▸ What you need to do: Tally the lines that hold the word "produzione" and reply with that figure only.
-- Start --
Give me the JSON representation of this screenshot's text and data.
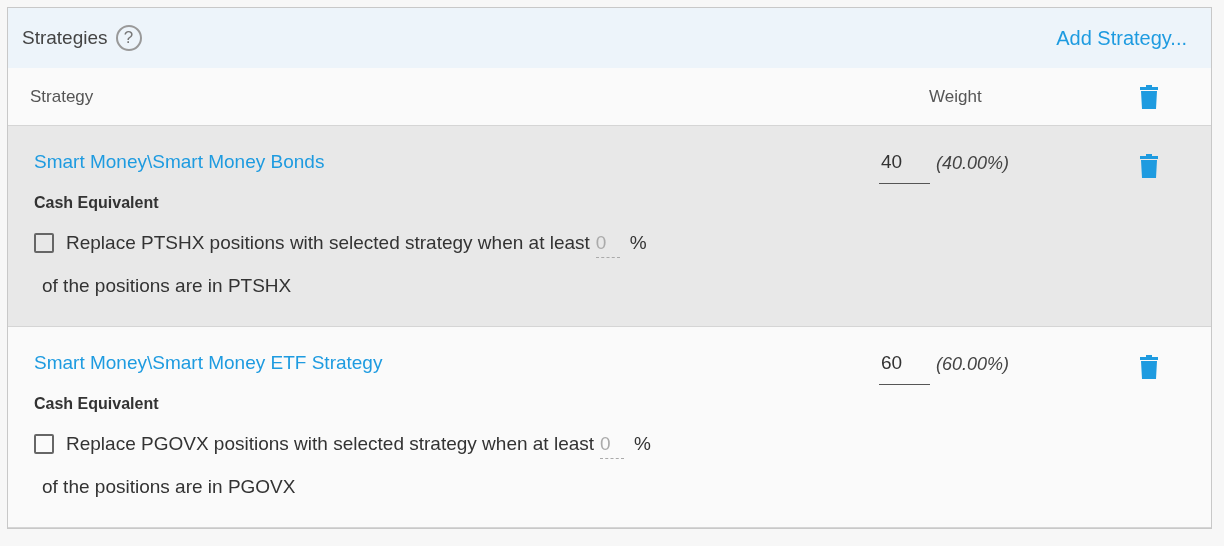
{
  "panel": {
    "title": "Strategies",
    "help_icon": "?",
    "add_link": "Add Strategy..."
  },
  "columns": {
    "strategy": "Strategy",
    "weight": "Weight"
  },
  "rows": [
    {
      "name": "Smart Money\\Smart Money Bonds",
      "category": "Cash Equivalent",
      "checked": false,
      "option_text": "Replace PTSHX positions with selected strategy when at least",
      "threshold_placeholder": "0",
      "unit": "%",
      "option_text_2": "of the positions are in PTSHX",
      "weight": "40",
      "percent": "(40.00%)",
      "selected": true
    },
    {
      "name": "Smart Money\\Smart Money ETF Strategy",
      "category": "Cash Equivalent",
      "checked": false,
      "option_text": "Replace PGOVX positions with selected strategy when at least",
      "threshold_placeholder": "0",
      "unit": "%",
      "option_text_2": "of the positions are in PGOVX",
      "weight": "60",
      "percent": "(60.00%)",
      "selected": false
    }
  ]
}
-- End --
-- Start --
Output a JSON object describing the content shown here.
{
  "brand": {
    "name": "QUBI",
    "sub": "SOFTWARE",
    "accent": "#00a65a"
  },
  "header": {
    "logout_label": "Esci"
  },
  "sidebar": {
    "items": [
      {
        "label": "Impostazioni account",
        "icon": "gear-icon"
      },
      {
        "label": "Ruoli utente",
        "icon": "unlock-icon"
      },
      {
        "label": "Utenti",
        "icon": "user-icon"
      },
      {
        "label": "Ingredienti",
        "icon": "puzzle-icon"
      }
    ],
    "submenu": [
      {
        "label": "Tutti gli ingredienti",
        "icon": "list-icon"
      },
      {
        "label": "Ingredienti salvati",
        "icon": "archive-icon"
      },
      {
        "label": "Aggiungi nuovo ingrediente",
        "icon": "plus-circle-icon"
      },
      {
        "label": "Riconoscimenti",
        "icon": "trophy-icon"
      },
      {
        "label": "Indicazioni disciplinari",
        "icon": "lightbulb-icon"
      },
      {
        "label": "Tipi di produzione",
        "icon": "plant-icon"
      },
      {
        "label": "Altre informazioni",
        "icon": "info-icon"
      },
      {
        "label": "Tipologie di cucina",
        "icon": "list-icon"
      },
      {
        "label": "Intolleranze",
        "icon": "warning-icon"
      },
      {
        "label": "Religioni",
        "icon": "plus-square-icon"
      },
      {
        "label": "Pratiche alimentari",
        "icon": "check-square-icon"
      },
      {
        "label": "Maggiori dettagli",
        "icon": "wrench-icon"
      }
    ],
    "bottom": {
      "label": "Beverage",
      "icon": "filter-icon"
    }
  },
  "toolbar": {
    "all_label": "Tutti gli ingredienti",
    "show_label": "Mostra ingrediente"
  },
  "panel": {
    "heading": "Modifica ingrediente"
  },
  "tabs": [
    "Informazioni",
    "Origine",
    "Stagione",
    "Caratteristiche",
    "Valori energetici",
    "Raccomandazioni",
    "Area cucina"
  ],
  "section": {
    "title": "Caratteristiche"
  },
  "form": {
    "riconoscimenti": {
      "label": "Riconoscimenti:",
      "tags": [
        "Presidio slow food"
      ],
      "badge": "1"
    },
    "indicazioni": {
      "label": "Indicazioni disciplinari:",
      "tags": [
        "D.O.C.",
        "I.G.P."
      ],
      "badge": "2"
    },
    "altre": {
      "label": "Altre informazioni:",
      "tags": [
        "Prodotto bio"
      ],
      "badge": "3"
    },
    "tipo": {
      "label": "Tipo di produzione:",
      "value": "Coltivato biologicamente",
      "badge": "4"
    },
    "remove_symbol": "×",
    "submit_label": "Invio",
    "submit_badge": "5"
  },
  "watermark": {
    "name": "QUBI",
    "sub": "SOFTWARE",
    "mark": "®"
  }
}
-- End --
-- Start --
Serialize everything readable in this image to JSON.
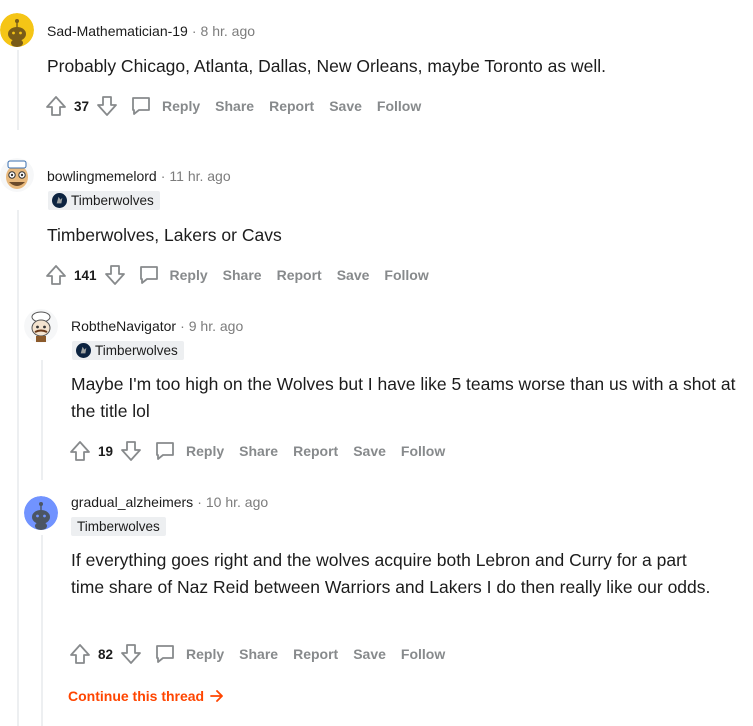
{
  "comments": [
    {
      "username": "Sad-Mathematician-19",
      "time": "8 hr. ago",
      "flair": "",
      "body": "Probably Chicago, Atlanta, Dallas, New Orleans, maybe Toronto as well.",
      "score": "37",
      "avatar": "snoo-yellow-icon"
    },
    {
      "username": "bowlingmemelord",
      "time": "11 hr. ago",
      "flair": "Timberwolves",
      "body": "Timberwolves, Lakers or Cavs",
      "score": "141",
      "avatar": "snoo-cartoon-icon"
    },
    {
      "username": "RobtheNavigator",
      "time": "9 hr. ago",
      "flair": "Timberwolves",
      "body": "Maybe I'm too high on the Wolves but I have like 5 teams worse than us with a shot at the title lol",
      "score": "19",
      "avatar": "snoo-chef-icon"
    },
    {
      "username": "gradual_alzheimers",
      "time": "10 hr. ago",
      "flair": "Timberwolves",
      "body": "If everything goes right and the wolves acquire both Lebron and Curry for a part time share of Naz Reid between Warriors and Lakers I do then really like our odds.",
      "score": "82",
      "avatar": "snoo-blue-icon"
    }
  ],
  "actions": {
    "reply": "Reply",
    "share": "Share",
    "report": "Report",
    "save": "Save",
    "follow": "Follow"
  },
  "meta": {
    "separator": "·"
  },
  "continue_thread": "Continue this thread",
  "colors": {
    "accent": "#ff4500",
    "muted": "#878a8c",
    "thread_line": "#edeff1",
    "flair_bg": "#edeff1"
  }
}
-- End --
▸ Finished answer: 2